• **Required task**
The material below should be written out in full and exactly; pictures stay out of the copy.

START

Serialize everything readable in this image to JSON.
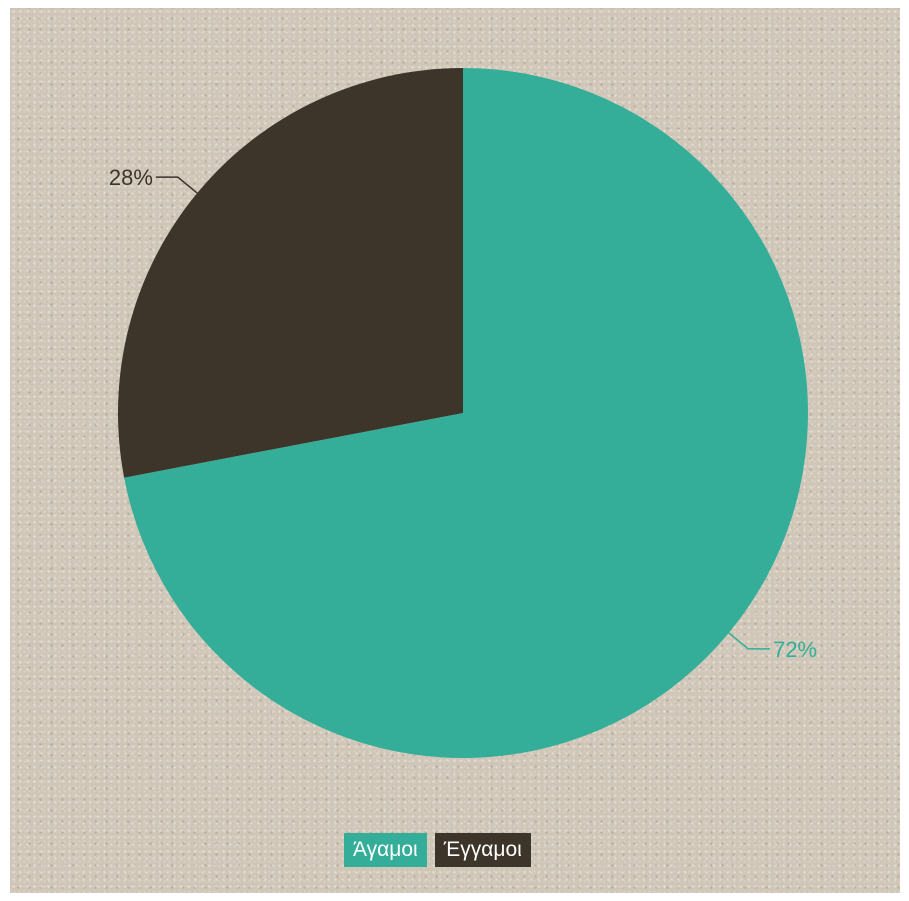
{
  "chart_data": {
    "type": "pie",
    "slices": [
      {
        "name": "Άγαμοι",
        "value": 72,
        "label": "72%",
        "color": "#35ae99"
      },
      {
        "name": "Έγγαμοι",
        "value": 28,
        "label": "28%",
        "color": "#3d342a"
      }
    ],
    "legend": {
      "placement": "bottom-center"
    }
  },
  "legend_items": [
    "Άγαμοι",
    "Έγγαμοι"
  ]
}
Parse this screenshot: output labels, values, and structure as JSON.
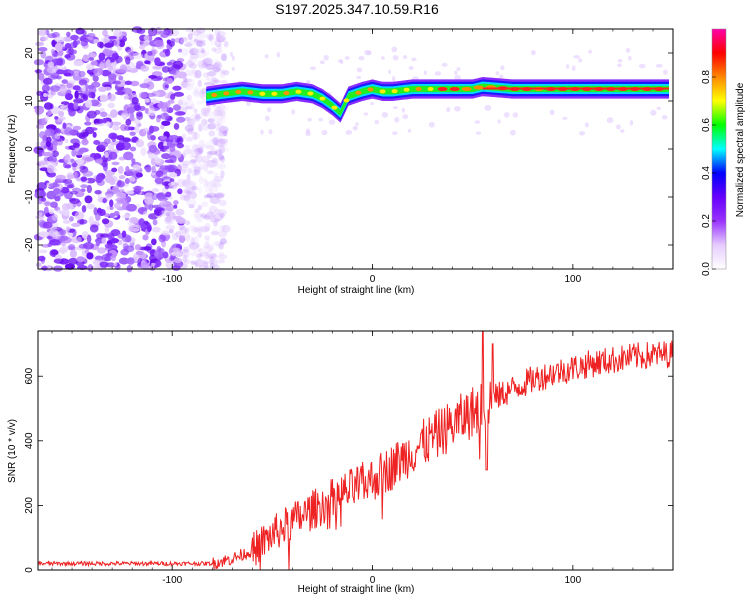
{
  "title": "S197.2025.347.10.59.R16",
  "chart_data": [
    {
      "type": "heatmap",
      "xlabel": "Height of straight line (km)",
      "ylabel": "Frequency (Hz)",
      "xlim": [
        -167,
        150
      ],
      "ylim": [
        -25,
        25
      ],
      "x_ticks": [
        -100,
        0,
        100
      ],
      "y_ticks": [
        -20,
        -10,
        0,
        10,
        20
      ],
      "colorbar": {
        "label": "Normalized spectral amplitude",
        "range": [
          0,
          1
        ],
        "ticks": [
          "0.0",
          "0.2",
          "0.4",
          "0.6",
          "0.8"
        ],
        "colors": [
          "#ffffff",
          "#e6ccff",
          "#9933ff",
          "#6600ff",
          "#0000ff",
          "#00ffff",
          "#00ff00",
          "#ffff00",
          "#ff8800",
          "#ff0000",
          "#ff00aa"
        ]
      },
      "ridge": {
        "x": [
          -83,
          -75,
          -65,
          -55,
          -45,
          -38,
          -30,
          -25,
          -20,
          -16,
          -12,
          -5,
          0,
          5,
          10,
          20,
          30,
          40,
          50,
          55,
          70,
          90,
          110,
          130,
          148
        ],
        "freq": [
          11,
          11.5,
          12,
          11.5,
          11.5,
          12,
          11.5,
          10.5,
          9,
          7.5,
          11,
          12,
          12.5,
          12,
          12,
          12.5,
          12.5,
          12.5,
          12.5,
          13,
          12.5,
          12.5,
          12.5,
          12.5,
          12.5
        ],
        "max_amplitude_x_range": [
          30,
          148
        ]
      },
      "noise_region_x": [
        -167,
        -85
      ]
    },
    {
      "type": "line",
      "xlabel": "Height of straight line (km)",
      "ylabel": "SNR (10 * v/v)",
      "xlim": [
        -167,
        150
      ],
      "ylim": [
        0,
        740
      ],
      "x_ticks": [
        -100,
        0,
        100
      ],
      "y_ticks": [
        0,
        200,
        400,
        600
      ],
      "series_color": "#ee2222",
      "trend": {
        "x": [
          -167,
          -120,
          -80,
          -70,
          -60,
          -50,
          -40,
          -30,
          -20,
          -10,
          0,
          10,
          20,
          30,
          40,
          50,
          60,
          70,
          80,
          90,
          100,
          110,
          120,
          130,
          140,
          150
        ],
        "y": [
          20,
          20,
          20,
          35,
          60,
          110,
          150,
          185,
          220,
          250,
          280,
          320,
          370,
          410,
          450,
          490,
          530,
          560,
          590,
          610,
          625,
          640,
          650,
          660,
          665,
          670
        ]
      },
      "spikes": [
        {
          "x": 55,
          "y": 740
        },
        {
          "x": 57,
          "y": 310
        },
        {
          "x": 60,
          "y": 700
        }
      ]
    }
  ]
}
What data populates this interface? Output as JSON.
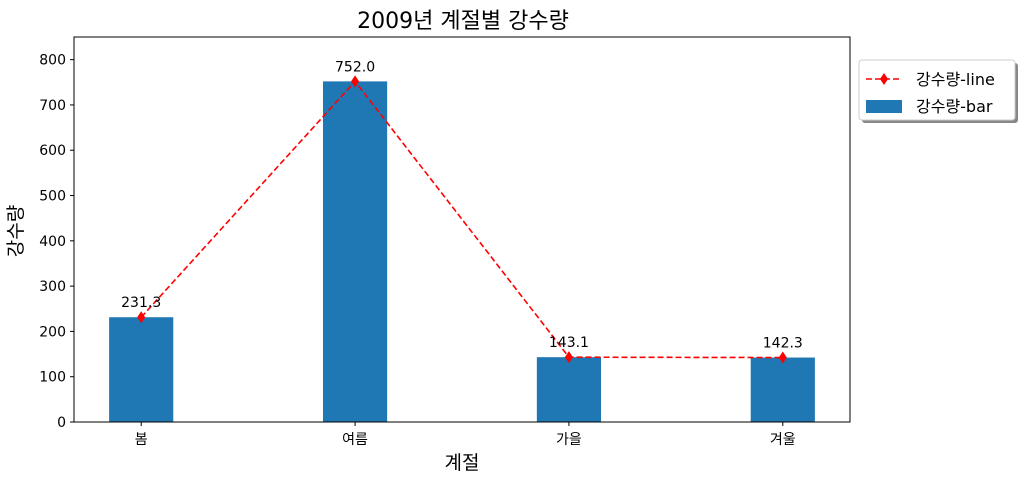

END

• **Response**
Serialize everything readable in this image to JSON.
{
  "chart_data": {
    "type": "pie",
    "slices": [
      {
        "name": "Άγαμοι",
        "value": 72,
        "label": "72%",
        "color": "#35ae99"
      },
      {
        "name": "Έγγαμοι",
        "value": 28,
        "label": "28%",
        "color": "#3d342a"
      }
    ],
    "legend": {
      "placement": "bottom-center"
    }
  },
  "legend_items": [
    "Άγαμοι",
    "Έγγαμοι"
  ]
}
Parse this screenshot: output labels, values, and structure as JSON.
{
  "title": "S197.2025.347.10.59.R16",
  "chart_data": [
    {
      "type": "heatmap",
      "xlabel": "Height of straight line (km)",
      "ylabel": "Frequency (Hz)",
      "xlim": [
        -167,
        150
      ],
      "ylim": [
        -25,
        25
      ],
      "x_ticks": [
        -100,
        0,
        100
      ],
      "y_ticks": [
        -20,
        -10,
        0,
        10,
        20
      ],
      "colorbar": {
        "label": "Normalized spectral amplitude",
        "range": [
          0,
          1
        ],
        "ticks": [
          "0.0",
          "0.2",
          "0.4",
          "0.6",
          "0.8"
        ],
        "colors": [
          "#ffffff",
          "#e6ccff",
          "#9933ff",
          "#6600ff",
          "#0000ff",
          "#00ffff",
          "#00ff00",
          "#ffff00",
          "#ff8800",
          "#ff0000",
          "#ff00aa"
        ]
      },
      "ridge": {
        "x": [
          -83,
          -75,
          -65,
          -55,
          -45,
          -38,
          -30,
          -25,
          -20,
          -16,
          -12,
          -5,
          0,
          5,
          10,
          20,
          30,
          40,
          50,
          55,
          70,
          90,
          110,
          130,
          148
        ],
        "freq": [
          11,
          11.5,
          12,
          11.5,
          11.5,
          12,
          11.5,
          10.5,
          9,
          7.5,
          11,
          12,
          12.5,
          12,
          12,
          12.5,
          12.5,
          12.5,
          12.5,
          13,
          12.5,
          12.5,
          12.5,
          12.5,
          12.5
        ],
        "max_amplitude_x_range": [
          30,
          148
        ]
      },
      "noise_region_x": [
        -167,
        -85
      ]
    },
    {
      "type": "line",
      "xlabel": "Height of straight line (km)",
      "ylabel": "SNR (10 * v/v)",
      "xlim": [
        -167,
        150
      ],
      "ylim": [
        0,
        740
      ],
      "x_ticks": [
        -100,
        0,
        100
      ],
      "y_ticks": [
        0,
        200,
        400,
        600
      ],
      "series_color": "#ee2222",
      "trend": {
        "x": [
          -167,
          -120,
          -80,
          -70,
          -60,
          -50,
          -40,
          -30,
          -20,
          -10,
          0,
          10,
          20,
          30,
          40,
          50,
          60,
          70,
          80,
          90,
          100,
          110,
          120,
          130,
          140,
          150
        ],
        "y": [
          20,
          20,
          20,
          35,
          60,
          110,
          150,
          185,
          220,
          250,
          280,
          320,
          370,
          410,
          450,
          490,
          530,
          560,
          590,
          610,
          625,
          640,
          650,
          660,
          665,
          670
        ]
      },
      "spikes": [
        {
          "x": 55,
          "y": 740
        },
        {
          "x": 57,
          "y": 310
        },
        {
          "x": 60,
          "y": 700
        }
      ]
    }
  ]
}
What data populates this interface? Output as JSON.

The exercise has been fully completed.